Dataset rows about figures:

* * *

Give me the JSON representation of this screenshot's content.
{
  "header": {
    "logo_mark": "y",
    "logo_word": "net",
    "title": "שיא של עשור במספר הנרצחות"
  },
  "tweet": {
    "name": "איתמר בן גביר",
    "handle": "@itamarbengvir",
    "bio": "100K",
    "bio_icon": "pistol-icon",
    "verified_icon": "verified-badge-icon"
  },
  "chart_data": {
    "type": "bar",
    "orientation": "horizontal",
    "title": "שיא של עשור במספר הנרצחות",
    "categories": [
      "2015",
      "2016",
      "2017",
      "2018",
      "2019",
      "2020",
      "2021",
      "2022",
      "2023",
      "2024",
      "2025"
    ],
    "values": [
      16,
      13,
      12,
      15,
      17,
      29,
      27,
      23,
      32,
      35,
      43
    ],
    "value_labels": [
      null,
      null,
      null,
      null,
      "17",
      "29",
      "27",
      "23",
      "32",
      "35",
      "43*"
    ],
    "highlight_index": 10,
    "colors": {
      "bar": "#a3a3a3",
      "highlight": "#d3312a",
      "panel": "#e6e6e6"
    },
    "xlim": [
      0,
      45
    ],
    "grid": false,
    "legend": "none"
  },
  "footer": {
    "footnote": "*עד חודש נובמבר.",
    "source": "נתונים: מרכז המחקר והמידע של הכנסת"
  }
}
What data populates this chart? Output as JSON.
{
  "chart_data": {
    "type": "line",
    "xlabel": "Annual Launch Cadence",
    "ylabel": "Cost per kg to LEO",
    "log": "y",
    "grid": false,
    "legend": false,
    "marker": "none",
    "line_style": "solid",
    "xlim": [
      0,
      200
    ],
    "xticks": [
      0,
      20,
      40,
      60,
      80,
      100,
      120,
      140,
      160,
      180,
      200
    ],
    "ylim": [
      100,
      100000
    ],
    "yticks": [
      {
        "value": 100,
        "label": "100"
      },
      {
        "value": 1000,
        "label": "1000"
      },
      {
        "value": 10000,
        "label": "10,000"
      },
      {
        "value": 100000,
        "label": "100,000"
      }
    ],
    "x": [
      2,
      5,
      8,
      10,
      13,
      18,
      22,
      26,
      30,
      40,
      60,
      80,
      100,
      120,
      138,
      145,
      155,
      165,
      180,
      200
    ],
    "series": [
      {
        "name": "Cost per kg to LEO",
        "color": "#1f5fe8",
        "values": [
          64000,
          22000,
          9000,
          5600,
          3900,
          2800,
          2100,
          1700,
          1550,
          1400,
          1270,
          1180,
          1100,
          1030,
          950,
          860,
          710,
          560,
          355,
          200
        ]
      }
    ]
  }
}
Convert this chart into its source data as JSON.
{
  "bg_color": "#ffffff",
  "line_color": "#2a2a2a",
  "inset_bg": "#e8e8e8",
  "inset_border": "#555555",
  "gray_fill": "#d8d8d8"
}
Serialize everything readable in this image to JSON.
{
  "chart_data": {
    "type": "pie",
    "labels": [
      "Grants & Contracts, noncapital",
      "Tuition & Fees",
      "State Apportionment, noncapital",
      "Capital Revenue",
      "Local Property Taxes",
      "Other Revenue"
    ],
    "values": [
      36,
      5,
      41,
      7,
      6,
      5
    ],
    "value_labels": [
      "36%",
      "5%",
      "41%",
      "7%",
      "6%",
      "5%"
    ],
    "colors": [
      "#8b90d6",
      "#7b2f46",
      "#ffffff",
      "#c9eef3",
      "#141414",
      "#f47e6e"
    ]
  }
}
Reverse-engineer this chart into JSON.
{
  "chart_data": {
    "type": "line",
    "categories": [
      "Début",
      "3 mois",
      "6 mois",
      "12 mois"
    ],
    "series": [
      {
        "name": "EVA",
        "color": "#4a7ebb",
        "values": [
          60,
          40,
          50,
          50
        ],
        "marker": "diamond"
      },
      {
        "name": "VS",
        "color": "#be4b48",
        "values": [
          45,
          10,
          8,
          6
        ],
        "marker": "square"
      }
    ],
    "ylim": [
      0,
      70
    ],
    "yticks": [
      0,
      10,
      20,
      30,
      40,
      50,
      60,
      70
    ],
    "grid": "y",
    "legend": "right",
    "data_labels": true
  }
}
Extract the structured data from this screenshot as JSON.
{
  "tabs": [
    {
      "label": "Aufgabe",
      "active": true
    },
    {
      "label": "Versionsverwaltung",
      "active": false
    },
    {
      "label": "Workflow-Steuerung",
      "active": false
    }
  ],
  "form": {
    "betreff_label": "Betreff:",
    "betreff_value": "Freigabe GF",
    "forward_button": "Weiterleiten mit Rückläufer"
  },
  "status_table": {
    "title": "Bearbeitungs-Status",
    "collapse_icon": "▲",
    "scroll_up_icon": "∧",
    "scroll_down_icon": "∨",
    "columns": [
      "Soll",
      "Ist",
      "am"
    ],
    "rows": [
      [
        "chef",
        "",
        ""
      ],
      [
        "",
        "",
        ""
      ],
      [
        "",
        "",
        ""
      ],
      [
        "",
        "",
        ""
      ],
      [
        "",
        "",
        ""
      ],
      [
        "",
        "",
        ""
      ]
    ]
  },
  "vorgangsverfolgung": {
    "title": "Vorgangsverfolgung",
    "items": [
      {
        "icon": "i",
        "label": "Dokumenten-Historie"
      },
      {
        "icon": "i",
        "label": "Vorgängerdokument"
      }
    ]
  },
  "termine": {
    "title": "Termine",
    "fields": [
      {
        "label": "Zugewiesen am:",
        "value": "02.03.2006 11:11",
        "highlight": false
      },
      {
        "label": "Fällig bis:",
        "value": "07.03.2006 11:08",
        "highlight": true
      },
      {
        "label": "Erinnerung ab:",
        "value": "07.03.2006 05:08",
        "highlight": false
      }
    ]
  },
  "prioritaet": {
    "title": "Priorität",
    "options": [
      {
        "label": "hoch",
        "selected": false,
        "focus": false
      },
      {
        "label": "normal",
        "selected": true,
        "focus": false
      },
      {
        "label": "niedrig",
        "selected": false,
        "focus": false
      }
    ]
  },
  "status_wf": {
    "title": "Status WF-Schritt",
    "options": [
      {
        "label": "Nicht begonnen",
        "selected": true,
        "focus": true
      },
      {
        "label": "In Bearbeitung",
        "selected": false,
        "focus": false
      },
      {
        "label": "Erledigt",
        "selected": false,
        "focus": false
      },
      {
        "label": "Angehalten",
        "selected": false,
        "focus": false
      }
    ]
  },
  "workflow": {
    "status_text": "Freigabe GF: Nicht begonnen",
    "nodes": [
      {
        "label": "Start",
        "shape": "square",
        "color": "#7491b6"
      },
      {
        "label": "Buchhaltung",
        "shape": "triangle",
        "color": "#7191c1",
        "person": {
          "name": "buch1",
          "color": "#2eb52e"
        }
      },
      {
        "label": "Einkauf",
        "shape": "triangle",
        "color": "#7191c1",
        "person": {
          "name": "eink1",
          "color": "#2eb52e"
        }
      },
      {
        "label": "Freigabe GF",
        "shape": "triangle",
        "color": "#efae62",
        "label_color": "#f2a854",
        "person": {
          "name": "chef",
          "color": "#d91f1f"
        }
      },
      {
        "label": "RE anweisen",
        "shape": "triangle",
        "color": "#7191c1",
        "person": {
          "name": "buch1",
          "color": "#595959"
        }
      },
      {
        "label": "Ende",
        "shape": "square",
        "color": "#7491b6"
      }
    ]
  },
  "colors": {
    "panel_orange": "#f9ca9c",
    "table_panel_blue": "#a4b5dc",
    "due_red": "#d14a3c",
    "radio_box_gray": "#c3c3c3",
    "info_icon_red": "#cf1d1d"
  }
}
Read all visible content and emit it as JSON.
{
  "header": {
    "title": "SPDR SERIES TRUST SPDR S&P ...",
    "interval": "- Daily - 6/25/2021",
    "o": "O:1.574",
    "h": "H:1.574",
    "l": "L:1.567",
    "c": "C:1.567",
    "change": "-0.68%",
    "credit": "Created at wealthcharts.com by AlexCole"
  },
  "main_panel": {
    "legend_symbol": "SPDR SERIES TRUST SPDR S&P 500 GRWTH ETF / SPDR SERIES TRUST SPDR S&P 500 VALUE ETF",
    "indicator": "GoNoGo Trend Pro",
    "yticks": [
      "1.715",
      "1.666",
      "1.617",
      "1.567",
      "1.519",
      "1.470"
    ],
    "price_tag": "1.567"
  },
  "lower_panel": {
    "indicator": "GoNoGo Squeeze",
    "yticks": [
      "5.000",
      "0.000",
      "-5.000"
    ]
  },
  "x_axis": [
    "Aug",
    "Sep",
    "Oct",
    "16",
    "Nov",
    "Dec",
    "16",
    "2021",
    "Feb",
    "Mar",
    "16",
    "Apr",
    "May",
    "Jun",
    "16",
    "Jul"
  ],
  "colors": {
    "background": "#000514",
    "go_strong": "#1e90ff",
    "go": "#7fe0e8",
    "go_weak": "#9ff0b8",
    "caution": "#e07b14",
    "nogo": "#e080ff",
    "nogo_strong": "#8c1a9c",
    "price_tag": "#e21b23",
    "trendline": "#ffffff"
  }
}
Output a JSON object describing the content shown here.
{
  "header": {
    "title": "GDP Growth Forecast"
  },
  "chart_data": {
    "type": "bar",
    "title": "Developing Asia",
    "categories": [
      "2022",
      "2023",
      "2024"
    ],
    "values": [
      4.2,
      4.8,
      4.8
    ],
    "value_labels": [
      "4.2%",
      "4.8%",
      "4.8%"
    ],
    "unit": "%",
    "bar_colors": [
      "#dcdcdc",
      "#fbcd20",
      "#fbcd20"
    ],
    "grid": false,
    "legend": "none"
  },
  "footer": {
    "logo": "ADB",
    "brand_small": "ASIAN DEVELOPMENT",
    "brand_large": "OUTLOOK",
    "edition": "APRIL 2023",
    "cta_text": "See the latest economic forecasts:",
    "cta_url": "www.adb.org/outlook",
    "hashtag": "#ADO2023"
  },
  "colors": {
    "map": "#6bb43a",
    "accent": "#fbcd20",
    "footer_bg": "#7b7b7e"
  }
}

* * *

Stated task: Write out the lines above, starting at the line that contains "Output a JSON" and ending with the final line, and nothing else; copy them exactly.

Answer to the problem:
Output a JSON object describing the content shown here.
{
  "header": {
    "title": "GDP Growth Forecast"
  },
  "chart_data": {
    "type": "bar",
    "title": "Developing Asia",
    "categories": [
      "2022",
      "2023",
      "2024"
    ],
    "values": [
      4.2,
      4.8,
      4.8
    ],
    "value_labels": [
      "4.2%",
      "4.8%",
      "4.8%"
    ],
    "unit": "%",
    "bar_colors": [
      "#dcdcdc",
      "#fbcd20",
      "#fbcd20"
    ],
    "grid": false,
    "legend": "none"
  },
  "footer": {
    "logo": "ADB",
    "brand_small": "ASIAN DEVELOPMENT",
    "brand_large": "OUTLOOK",
    "edition": "APRIL 2023",
    "cta_text": "See the latest economic forecasts:",
    "cta_url": "www.adb.org/outlook",
    "hashtag": "#ADO2023"
  },
  "colors": {
    "map": "#6bb43a",
    "accent": "#fbcd20",
    "footer_bg": "#7b7b7e"
  }
}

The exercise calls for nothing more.